▸ **Task instructions**
Copy out all lines of the records in which the word "this" appears.

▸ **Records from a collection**
## START

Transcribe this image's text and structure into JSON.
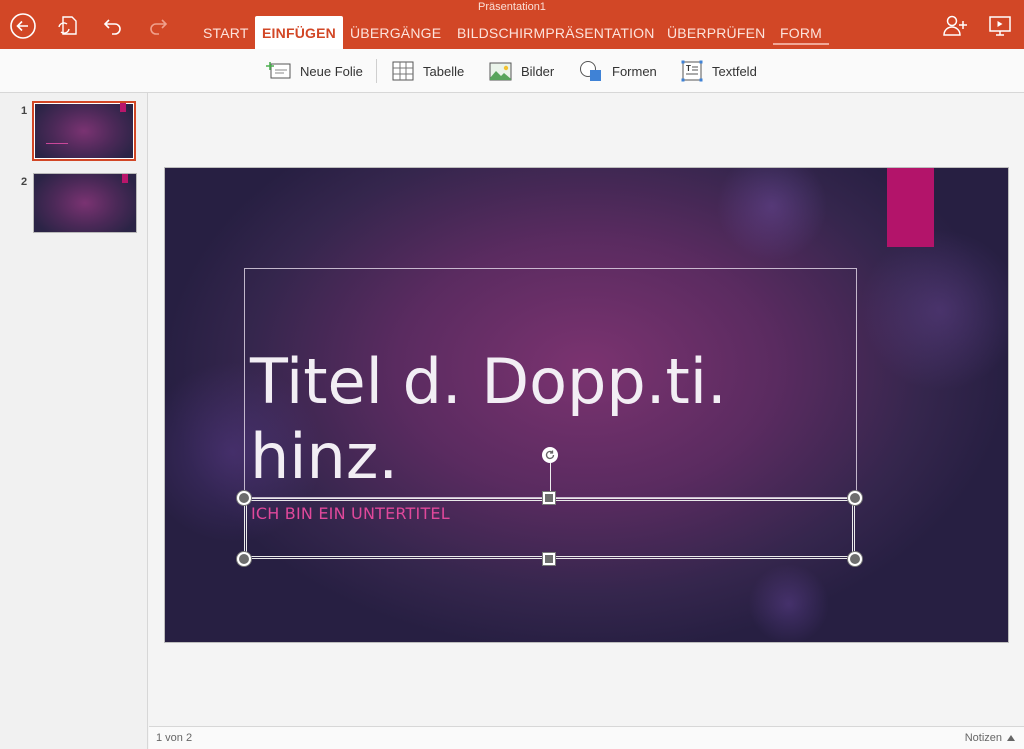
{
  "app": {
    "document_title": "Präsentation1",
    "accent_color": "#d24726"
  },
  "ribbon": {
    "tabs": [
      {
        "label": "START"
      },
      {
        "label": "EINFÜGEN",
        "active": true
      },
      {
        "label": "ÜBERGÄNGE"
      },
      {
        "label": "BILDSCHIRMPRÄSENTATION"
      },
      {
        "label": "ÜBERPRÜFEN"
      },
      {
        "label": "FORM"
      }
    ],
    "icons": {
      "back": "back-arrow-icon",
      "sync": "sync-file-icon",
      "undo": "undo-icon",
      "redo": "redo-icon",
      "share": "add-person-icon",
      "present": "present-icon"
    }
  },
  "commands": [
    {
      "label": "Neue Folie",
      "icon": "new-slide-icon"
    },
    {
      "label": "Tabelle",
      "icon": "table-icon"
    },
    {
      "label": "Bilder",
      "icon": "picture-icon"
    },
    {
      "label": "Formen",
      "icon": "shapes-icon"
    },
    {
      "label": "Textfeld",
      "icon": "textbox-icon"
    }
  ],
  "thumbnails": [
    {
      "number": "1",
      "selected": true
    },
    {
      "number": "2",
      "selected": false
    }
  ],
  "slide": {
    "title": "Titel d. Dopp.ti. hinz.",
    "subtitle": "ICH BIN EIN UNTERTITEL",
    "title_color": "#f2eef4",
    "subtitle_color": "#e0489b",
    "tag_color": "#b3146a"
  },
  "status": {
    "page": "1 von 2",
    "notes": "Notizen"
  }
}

## END
## START

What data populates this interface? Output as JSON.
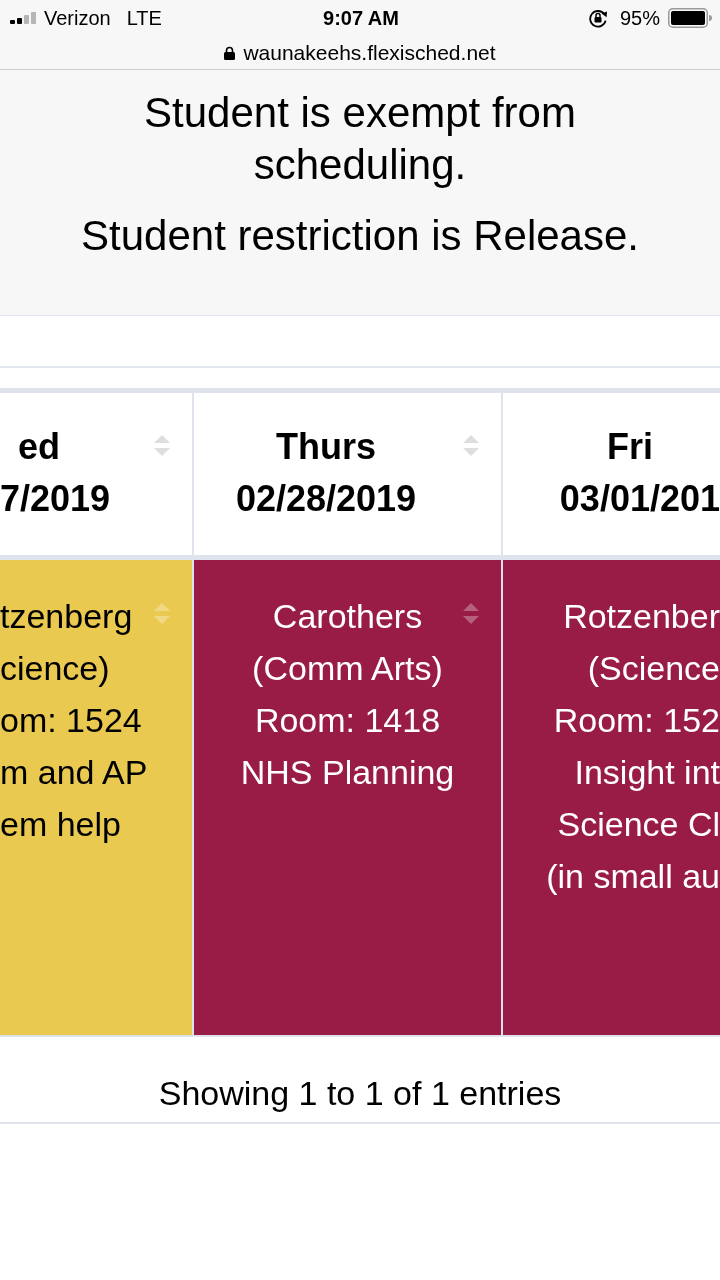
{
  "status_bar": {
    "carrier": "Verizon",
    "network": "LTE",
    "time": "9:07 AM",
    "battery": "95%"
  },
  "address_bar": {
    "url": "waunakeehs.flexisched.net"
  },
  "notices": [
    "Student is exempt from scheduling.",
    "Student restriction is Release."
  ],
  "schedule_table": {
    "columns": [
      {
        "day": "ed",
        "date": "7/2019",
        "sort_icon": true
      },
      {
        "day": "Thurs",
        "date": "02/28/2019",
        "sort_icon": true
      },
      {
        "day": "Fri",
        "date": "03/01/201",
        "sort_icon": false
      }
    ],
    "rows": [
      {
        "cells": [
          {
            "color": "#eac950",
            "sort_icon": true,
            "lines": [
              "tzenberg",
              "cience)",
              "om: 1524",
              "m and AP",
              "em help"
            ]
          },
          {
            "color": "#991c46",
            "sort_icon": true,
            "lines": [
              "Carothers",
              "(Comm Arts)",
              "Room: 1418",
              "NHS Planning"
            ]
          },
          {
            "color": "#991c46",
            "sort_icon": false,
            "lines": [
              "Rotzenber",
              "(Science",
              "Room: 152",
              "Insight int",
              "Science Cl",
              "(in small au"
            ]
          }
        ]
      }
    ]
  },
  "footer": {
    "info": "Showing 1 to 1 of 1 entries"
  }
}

## END

▸ **Answer to the problem**
Transcribe this image's text and structure into JSON.
What data populates this interface? Output as JSON.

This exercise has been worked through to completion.